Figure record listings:
^^^^^^^^^^^^^^^^

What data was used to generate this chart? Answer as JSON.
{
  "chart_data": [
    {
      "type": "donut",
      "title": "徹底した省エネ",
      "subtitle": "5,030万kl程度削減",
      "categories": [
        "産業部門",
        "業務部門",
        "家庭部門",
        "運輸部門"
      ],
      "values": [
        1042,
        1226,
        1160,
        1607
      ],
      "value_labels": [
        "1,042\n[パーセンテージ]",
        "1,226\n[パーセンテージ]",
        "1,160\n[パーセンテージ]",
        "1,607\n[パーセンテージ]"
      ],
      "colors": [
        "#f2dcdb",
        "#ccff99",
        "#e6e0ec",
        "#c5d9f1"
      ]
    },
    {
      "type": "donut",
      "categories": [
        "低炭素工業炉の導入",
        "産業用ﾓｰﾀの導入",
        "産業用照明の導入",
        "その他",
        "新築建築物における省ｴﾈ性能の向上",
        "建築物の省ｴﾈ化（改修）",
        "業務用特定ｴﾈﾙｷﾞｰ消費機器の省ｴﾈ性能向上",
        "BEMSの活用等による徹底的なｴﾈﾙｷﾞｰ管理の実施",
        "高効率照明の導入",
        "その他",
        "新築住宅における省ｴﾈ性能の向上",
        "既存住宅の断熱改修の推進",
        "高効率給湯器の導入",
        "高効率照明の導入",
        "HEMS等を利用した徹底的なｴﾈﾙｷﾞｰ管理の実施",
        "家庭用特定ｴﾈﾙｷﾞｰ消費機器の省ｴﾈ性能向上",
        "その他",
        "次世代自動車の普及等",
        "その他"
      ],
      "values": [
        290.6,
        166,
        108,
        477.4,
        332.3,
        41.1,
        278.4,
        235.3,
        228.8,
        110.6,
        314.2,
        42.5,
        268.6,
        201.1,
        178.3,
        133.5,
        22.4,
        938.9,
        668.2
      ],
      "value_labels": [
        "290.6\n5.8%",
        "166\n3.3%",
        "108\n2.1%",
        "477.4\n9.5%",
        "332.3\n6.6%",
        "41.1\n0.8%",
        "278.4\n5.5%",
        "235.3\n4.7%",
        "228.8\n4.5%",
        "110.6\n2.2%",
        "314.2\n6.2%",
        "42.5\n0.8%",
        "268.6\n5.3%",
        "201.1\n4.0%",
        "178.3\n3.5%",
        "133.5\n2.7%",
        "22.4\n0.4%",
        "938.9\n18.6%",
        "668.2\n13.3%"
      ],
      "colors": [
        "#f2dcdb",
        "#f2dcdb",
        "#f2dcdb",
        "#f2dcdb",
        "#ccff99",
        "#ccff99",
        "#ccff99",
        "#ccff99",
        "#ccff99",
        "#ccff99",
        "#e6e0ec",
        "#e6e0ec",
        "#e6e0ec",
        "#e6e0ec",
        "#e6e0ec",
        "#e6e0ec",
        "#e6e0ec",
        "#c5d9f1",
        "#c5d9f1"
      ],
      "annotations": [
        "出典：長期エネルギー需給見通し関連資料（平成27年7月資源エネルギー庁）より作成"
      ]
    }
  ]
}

^^^^^^^^^^^^^^^^

Problem statement: Repeat the records above exactly, from the first line to the last.

Answer to this task:
What data was used to generate this chart? Answer as JSON.
{
  "chart_data": [
    {
      "type": "donut",
      "title": "徹底した省エネ",
      "subtitle": "5,030万kl程度削減",
      "categories": [
        "産業部門",
        "業務部門",
        "家庭部門",
        "運輸部門"
      ],
      "values": [
        1042,
        1226,
        1160,
        1607
      ],
      "value_labels": [
        "1,042\n[パーセンテージ]",
        "1,226\n[パーセンテージ]",
        "1,160\n[パーセンテージ]",
        "1,607\n[パーセンテージ]"
      ],
      "colors": [
        "#f2dcdb",
        "#ccff99",
        "#e6e0ec",
        "#c5d9f1"
      ]
    },
    {
      "type": "donut",
      "categories": [
        "低炭素工業炉の導入",
        "産業用ﾓｰﾀの導入",
        "産業用照明の導入",
        "その他",
        "新築建築物における省ｴﾈ性能の向上",
        "建築物の省ｴﾈ化（改修）",
        "業務用特定ｴﾈﾙｷﾞｰ消費機器の省ｴﾈ性能向上",
        "BEMSの活用等による徹底的なｴﾈﾙｷﾞｰ管理の実施",
        "高効率照明の導入",
        "その他",
        "新築住宅における省ｴﾈ性能の向上",
        "既存住宅の断熱改修の推進",
        "高効率給湯器の導入",
        "高効率照明の導入",
        "HEMS等を利用した徹底的なｴﾈﾙｷﾞｰ管理の実施",
        "家庭用特定ｴﾈﾙｷﾞｰ消費機器の省ｴﾈ性能向上",
        "その他",
        "次世代自動車の普及等",
        "その他"
      ],
      "values": [
        290.6,
        166,
        108,
        477.4,
        332.3,
        41.1,
        278.4,
        235.3,
        228.8,
        110.6,
        314.2,
        42.5,
        268.6,
        201.1,
        178.3,
        133.5,
        22.4,
        938.9,
        668.2
      ],
      "value_labels": [
        "290.6\n5.8%",
        "166\n3.3%",
        "108\n2.1%",
        "477.4\n9.5%",
        "332.3\n6.6%",
        "41.1\n0.8%",
        "278.4\n5.5%",
        "235.3\n4.7%",
        "228.8\n4.5%",
        "110.6\n2.2%",
        "314.2\n6.2%",
        "42.5\n0.8%",
        "268.6\n5.3%",
        "201.1\n4.0%",
        "178.3\n3.5%",
        "133.5\n2.7%",
        "22.4\n0.4%",
        "938.9\n18.6%",
        "668.2\n13.3%"
      ],
      "colors": [
        "#f2dcdb",
        "#f2dcdb",
        "#f2dcdb",
        "#f2dcdb",
        "#ccff99",
        "#ccff99",
        "#ccff99",
        "#ccff99",
        "#ccff99",
        "#ccff99",
        "#e6e0ec",
        "#e6e0ec",
        "#e6e0ec",
        "#e6e0ec",
        "#e6e0ec",
        "#e6e0ec",
        "#e6e0ec",
        "#c5d9f1",
        "#c5d9f1"
      ],
      "annotations": [
        "出典：長期エネルギー需給見通し関連資料（平成27年7月資源エネルギー庁）より作成"
      ]
    }
  ]
}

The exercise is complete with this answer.